### Records provided

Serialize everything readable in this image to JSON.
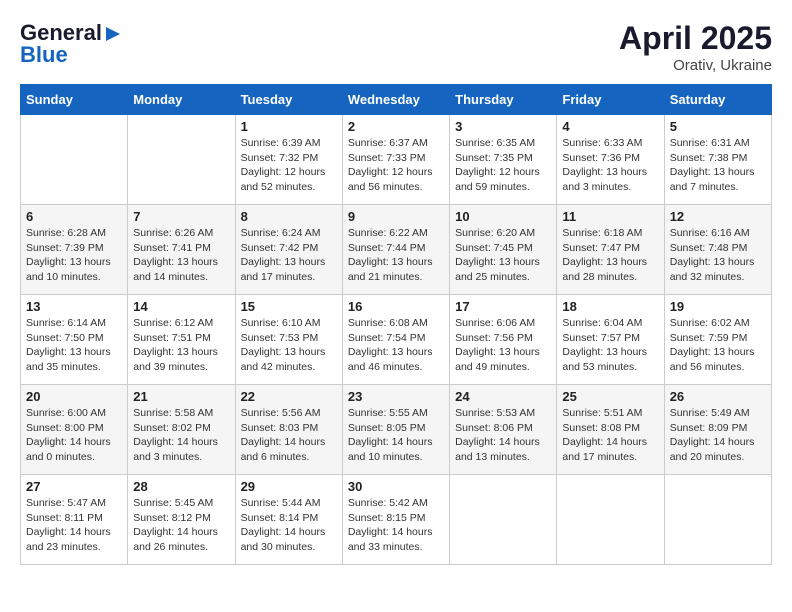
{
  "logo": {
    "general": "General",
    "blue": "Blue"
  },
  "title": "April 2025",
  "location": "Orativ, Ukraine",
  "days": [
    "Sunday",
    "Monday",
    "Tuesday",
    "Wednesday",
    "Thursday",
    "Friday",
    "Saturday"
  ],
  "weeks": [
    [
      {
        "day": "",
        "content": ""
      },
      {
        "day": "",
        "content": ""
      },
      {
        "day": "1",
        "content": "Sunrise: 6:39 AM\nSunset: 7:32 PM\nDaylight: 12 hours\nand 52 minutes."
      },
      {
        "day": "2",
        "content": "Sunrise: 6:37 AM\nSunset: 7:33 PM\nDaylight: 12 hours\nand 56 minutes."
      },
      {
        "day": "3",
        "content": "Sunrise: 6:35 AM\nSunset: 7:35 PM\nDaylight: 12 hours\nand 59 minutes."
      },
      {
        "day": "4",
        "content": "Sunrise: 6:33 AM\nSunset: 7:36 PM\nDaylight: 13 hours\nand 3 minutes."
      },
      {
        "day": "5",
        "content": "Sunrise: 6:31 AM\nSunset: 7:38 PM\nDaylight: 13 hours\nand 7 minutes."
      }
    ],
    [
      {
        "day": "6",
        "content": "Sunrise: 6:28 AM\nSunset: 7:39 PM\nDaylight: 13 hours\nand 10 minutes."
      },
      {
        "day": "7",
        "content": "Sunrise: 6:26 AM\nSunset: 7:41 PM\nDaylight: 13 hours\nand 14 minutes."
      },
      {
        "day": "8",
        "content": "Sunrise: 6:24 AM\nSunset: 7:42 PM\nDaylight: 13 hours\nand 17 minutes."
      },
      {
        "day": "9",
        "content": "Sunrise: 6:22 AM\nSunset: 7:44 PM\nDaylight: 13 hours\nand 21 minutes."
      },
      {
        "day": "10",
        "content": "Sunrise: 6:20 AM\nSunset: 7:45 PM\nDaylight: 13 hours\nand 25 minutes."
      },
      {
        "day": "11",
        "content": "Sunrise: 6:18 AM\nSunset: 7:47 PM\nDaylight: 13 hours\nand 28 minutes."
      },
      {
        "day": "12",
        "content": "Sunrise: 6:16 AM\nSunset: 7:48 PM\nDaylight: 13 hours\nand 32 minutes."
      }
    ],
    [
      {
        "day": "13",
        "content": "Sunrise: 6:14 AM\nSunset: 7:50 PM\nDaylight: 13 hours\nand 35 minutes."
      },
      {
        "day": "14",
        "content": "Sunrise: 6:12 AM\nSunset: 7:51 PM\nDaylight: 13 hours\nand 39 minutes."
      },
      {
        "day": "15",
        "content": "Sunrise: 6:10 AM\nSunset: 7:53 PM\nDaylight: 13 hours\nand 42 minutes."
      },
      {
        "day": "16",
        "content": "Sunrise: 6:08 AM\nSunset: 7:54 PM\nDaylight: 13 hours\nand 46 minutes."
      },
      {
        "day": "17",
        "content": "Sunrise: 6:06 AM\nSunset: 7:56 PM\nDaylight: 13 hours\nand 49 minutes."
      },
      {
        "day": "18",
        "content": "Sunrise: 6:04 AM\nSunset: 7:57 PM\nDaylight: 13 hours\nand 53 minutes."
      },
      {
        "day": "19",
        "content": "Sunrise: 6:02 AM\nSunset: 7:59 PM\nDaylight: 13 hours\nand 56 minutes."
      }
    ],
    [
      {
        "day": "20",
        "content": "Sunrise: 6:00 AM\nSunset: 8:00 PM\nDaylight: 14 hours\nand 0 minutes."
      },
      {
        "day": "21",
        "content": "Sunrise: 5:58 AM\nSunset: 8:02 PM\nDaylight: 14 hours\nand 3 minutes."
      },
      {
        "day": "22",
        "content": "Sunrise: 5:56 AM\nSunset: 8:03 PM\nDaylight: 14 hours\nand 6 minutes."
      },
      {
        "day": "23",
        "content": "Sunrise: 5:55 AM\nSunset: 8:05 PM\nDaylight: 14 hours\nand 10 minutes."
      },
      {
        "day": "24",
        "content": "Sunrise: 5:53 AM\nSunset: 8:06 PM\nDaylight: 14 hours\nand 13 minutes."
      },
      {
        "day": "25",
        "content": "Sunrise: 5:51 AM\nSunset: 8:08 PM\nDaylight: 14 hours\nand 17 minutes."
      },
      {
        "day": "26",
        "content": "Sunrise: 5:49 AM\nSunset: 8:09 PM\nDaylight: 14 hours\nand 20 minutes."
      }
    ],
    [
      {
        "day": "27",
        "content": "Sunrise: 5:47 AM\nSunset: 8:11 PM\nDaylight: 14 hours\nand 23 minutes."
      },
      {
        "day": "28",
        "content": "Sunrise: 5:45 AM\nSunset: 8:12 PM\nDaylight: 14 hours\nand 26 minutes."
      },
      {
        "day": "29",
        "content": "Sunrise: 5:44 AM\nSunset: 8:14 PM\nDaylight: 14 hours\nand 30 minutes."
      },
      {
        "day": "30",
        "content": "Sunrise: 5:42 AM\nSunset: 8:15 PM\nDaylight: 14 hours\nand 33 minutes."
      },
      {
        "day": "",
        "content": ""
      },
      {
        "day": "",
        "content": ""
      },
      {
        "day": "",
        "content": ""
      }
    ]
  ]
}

######
### Records provided

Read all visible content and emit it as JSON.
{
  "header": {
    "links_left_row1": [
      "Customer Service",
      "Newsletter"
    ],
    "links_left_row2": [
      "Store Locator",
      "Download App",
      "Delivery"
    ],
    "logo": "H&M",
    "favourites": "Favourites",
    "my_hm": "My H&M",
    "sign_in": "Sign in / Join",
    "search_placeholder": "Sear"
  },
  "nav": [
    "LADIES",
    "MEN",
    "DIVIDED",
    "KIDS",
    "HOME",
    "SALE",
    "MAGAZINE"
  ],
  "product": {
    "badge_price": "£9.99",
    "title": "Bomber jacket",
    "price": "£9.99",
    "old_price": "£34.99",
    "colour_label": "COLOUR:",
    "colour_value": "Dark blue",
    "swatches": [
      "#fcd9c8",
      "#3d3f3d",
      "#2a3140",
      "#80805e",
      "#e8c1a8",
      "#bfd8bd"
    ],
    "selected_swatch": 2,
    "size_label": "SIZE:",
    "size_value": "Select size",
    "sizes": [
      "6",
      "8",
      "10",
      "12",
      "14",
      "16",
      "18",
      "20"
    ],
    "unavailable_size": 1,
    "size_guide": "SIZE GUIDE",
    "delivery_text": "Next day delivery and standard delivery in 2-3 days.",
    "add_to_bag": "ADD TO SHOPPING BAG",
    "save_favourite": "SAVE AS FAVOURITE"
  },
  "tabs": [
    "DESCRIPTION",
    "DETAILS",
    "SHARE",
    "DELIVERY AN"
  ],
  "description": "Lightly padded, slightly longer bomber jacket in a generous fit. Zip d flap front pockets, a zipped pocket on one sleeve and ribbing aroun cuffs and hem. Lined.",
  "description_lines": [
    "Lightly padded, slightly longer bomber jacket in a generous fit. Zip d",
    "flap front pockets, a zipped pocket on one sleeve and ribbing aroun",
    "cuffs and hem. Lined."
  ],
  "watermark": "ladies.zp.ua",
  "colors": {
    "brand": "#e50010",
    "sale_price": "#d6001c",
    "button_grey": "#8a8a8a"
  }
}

######

**What to produce**
From the entries, report each line that includes the word "days".

**Expected output**
  "days": [
    "delivery_text": "Next day delivery and standard delivery in 2-3 days.",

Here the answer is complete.